**Exercise objective:**
Without including any images, reproduce each entry exactly.

**Information supplied:**
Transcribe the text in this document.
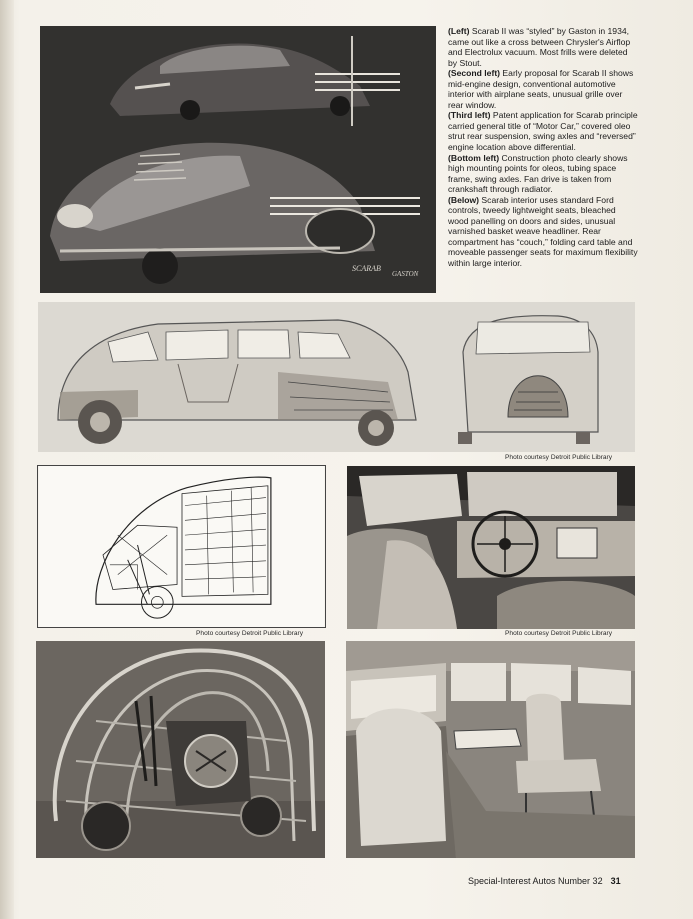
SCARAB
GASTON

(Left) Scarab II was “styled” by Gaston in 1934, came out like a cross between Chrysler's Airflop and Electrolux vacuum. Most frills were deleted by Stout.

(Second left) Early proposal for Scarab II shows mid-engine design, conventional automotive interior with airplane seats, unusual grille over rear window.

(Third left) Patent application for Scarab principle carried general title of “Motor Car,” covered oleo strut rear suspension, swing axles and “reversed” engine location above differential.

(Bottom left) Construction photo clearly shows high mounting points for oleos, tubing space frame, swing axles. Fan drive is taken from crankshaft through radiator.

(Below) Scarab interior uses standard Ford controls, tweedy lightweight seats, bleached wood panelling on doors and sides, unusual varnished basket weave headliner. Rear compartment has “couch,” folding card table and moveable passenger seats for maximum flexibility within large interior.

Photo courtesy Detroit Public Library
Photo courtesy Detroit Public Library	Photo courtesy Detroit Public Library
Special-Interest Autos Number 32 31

**Final result:**
Transcribe the text in this document.
SCARAB
GASTON

(Left) Scarab II was “styled” by Gaston in 1934, came out like a cross between Chrysler's Airflop and Electrolux vacuum. Most frills were deleted by Stout.

(Second left) Early proposal for Scarab II shows mid-engine design, conventional automotive interior with airplane seats, unusual grille over rear window.

(Third left) Patent application for Scarab principle carried general title of “Motor Car,” covered oleo strut rear suspension, swing axles and “reversed” engine location above differential.

(Bottom left) Construction photo clearly shows high mounting points for oleos, tubing space frame, swing axles. Fan drive is taken from crankshaft through radiator.

(Below) Scarab interior uses standard Ford controls, tweedy lightweight seats, bleached wood panelling on doors and sides, unusual varnished basket weave headliner. Rear compartment has “couch,” folding card table and moveable passenger seats for maximum flexibility within large interior.

Photo courtesy Detroit Public Library
Photo courtesy Detroit Public Library	Photo courtesy Detroit Public Library
Special-Interest Autos Number 32 31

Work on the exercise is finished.